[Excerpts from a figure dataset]
────

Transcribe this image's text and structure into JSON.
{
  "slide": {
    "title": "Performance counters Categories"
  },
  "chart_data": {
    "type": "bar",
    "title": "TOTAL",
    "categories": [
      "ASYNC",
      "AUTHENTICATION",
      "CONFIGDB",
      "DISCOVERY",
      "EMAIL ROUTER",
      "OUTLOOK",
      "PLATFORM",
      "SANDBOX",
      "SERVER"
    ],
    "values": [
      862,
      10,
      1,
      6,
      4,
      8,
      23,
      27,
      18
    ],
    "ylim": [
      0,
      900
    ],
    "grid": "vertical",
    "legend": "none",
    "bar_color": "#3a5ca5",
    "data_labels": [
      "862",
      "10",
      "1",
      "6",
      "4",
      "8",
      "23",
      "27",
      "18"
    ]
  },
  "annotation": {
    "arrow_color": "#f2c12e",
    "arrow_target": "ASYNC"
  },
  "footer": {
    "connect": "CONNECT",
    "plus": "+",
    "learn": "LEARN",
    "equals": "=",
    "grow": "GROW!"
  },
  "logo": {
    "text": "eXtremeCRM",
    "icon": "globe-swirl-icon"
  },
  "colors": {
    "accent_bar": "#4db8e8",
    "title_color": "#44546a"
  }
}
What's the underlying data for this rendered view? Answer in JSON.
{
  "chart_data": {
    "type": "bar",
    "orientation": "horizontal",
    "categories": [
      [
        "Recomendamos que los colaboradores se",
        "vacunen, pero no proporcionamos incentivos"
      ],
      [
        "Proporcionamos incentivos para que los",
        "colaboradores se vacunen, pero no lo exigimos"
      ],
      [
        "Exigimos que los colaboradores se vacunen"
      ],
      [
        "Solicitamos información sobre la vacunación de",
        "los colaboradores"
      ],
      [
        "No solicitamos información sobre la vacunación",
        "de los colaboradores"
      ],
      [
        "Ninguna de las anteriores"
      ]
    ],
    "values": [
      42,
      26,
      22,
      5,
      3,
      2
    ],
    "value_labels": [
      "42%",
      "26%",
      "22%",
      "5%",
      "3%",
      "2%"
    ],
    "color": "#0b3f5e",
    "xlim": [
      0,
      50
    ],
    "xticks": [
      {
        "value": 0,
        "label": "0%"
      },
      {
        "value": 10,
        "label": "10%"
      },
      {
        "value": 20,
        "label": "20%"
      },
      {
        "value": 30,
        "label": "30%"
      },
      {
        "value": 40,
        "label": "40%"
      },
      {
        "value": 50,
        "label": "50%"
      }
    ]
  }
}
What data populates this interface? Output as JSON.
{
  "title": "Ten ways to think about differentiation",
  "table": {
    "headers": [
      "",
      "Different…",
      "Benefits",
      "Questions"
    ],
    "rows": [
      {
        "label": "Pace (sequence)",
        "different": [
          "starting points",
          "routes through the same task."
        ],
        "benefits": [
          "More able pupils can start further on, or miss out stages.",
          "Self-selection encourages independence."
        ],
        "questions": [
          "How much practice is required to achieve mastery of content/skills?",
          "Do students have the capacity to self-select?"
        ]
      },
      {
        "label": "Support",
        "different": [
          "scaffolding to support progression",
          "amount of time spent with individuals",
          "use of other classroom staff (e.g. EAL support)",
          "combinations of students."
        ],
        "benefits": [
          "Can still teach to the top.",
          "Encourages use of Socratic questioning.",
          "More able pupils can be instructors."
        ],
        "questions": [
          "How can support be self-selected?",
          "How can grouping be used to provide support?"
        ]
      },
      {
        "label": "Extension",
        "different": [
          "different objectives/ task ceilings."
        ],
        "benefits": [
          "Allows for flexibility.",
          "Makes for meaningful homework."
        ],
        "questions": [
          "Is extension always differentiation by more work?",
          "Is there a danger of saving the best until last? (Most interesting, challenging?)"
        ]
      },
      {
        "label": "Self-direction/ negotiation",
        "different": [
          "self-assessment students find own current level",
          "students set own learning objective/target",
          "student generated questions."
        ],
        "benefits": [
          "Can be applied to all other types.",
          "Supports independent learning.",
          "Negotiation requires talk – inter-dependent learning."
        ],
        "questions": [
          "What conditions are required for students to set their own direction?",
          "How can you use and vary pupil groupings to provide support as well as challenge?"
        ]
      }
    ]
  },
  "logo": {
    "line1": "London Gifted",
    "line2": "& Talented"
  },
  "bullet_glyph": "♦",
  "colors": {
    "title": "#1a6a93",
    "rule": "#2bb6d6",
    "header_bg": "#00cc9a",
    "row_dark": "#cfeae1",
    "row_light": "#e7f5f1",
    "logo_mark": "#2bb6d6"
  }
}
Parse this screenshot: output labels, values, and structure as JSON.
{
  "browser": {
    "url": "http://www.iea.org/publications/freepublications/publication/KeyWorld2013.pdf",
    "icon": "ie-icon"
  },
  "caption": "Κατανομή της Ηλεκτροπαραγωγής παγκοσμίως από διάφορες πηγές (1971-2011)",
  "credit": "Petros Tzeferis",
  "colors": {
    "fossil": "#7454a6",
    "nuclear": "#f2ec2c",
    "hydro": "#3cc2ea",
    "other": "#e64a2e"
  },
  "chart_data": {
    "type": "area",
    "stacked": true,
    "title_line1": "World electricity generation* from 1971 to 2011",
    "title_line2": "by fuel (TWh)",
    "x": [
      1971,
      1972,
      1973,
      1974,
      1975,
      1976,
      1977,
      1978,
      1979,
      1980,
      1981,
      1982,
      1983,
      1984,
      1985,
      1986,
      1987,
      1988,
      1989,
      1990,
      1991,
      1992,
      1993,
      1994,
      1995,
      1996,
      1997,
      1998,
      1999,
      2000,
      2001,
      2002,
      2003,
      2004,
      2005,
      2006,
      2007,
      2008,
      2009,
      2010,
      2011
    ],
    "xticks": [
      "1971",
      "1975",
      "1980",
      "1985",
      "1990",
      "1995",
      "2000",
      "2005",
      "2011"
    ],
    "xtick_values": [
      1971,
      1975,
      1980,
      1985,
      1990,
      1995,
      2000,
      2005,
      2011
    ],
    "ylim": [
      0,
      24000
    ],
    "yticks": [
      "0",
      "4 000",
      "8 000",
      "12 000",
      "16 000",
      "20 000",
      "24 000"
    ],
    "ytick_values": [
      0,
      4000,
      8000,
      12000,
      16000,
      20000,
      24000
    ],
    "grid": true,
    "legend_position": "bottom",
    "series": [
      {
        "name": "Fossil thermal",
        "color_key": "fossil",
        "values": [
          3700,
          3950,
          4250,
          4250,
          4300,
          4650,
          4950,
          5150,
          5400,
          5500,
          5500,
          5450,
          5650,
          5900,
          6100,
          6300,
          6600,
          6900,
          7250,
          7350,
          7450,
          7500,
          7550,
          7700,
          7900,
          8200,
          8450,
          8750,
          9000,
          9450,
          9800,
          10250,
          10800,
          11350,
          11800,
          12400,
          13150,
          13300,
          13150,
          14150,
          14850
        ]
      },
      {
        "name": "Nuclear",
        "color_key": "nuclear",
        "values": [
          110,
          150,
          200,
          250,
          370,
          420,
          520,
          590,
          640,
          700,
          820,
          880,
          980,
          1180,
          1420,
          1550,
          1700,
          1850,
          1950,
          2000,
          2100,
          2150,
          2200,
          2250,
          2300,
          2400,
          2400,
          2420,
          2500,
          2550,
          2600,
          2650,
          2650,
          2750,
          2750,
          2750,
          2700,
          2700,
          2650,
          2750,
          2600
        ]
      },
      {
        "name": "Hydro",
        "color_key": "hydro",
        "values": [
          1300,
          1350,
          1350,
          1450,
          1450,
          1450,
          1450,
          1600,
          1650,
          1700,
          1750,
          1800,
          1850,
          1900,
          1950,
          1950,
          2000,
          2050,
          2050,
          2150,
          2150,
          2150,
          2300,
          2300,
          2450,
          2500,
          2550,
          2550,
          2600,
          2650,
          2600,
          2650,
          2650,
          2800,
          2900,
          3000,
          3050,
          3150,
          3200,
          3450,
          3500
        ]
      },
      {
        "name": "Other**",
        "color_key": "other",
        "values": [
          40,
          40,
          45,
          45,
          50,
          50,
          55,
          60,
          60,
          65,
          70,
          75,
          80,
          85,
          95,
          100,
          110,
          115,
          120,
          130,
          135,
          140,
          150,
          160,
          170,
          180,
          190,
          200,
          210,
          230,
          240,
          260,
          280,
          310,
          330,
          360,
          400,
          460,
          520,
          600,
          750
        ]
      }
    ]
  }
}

────

_INSTRUCTIONS FOR THE TASK_
Check all the records above and select each line where the string "required" is found.

_OUTPUT BELOW_
          "How much practice is required to achieve mastery of content/skills?",
          "What conditions are required for students to set their own direction?",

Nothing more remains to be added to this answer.